## [Task to carry out]
In how many lines of the data does the word "version" appear? Give the number by itself.

## [Exercise material]

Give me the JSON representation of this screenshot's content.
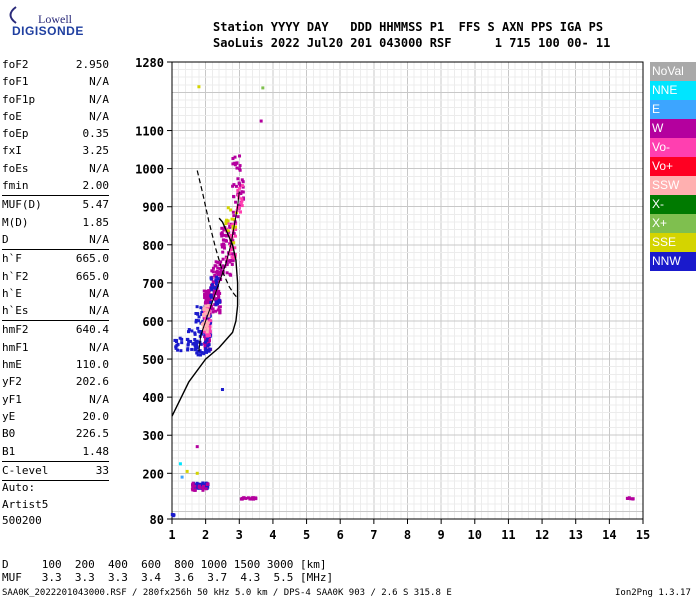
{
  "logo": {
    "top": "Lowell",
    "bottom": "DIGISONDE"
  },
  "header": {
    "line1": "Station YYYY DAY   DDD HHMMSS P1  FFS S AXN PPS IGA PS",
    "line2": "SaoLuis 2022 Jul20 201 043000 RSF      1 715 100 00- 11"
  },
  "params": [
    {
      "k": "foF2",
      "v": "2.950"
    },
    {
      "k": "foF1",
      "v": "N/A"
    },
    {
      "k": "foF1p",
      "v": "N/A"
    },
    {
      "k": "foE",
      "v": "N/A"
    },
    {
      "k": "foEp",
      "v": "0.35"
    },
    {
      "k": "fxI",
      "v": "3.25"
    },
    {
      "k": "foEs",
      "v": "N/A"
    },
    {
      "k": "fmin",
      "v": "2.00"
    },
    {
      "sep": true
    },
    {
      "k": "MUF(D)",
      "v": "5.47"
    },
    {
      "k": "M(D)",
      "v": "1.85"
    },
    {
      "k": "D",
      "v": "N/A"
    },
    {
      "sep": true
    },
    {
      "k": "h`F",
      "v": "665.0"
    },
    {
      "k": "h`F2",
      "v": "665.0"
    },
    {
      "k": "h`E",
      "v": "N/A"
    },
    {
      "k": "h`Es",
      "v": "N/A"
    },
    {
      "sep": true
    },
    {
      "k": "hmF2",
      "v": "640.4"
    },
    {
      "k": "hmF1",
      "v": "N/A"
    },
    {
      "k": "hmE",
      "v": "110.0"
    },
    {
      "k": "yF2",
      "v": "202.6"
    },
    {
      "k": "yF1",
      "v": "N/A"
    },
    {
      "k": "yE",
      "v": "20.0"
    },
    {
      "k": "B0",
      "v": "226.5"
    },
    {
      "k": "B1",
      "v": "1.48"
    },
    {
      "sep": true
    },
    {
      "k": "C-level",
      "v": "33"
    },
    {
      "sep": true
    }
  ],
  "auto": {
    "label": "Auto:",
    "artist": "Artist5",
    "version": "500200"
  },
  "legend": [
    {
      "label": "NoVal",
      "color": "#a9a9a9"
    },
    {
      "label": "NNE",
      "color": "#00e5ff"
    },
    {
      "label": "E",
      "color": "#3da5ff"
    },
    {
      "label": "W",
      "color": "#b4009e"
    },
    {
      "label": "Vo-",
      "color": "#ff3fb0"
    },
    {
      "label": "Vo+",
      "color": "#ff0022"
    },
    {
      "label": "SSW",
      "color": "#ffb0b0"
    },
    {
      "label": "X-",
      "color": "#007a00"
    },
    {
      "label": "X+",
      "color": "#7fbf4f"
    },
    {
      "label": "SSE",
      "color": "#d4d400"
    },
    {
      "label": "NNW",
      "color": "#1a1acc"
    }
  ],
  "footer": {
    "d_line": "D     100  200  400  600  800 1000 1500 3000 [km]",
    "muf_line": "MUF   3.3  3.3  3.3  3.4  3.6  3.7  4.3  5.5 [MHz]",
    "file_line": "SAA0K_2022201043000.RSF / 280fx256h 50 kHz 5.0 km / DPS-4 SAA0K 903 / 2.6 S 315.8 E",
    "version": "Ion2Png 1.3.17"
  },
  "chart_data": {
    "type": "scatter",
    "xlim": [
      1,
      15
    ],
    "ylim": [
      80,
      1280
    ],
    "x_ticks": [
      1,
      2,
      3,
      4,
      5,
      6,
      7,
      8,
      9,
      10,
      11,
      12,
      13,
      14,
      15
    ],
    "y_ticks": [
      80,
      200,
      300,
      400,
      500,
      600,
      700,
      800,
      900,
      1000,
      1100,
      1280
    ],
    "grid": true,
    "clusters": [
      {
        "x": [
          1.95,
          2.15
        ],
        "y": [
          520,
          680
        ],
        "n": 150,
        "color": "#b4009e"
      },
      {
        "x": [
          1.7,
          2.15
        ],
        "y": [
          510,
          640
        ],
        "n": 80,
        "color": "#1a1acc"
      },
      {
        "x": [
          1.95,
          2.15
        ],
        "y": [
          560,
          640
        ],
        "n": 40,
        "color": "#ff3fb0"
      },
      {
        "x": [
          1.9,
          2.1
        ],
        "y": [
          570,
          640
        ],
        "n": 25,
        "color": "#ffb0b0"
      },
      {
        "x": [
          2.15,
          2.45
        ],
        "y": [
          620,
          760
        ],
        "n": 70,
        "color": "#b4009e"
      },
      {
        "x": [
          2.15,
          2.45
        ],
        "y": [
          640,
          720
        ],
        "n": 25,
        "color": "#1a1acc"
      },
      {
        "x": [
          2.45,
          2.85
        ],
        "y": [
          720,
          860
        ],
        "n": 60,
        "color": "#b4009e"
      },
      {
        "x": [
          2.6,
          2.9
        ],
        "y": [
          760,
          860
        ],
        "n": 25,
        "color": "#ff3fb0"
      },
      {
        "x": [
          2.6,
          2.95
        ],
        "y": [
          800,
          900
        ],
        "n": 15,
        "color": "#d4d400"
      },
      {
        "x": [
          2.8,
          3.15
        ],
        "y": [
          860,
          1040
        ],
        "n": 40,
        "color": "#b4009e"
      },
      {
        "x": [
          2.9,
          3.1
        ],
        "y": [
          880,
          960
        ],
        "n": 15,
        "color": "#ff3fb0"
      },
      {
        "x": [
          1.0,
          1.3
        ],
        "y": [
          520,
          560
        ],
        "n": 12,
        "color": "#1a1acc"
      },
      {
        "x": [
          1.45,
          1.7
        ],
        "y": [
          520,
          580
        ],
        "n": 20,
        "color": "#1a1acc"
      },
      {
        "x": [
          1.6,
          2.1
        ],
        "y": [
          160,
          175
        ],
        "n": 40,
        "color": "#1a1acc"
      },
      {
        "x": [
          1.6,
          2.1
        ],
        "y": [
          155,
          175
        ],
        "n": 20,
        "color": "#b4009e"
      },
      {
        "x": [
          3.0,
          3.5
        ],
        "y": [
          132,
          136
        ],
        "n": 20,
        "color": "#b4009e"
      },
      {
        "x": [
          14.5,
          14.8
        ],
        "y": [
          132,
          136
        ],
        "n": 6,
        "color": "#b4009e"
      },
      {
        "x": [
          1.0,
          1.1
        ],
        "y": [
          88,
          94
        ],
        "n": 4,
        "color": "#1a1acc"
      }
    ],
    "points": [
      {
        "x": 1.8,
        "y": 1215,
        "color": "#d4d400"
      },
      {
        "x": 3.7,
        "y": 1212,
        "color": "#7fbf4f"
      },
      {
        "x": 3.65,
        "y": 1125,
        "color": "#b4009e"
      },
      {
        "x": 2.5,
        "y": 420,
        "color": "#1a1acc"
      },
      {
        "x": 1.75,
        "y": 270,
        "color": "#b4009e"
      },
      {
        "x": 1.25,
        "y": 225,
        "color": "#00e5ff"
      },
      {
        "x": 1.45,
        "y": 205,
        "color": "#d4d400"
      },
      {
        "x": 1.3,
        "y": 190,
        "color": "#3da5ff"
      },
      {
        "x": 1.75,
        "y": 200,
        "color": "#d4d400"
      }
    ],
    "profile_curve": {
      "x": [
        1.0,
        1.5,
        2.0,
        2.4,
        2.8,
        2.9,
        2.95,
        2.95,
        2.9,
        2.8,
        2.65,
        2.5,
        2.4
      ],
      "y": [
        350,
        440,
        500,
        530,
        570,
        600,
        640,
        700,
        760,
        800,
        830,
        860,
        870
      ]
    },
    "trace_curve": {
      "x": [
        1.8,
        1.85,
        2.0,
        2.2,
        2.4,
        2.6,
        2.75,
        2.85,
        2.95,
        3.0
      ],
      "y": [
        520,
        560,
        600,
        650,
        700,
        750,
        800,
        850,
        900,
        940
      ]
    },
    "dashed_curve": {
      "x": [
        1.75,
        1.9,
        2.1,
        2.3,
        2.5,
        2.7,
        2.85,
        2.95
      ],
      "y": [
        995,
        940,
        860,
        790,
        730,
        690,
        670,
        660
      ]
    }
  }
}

## [Reply]
2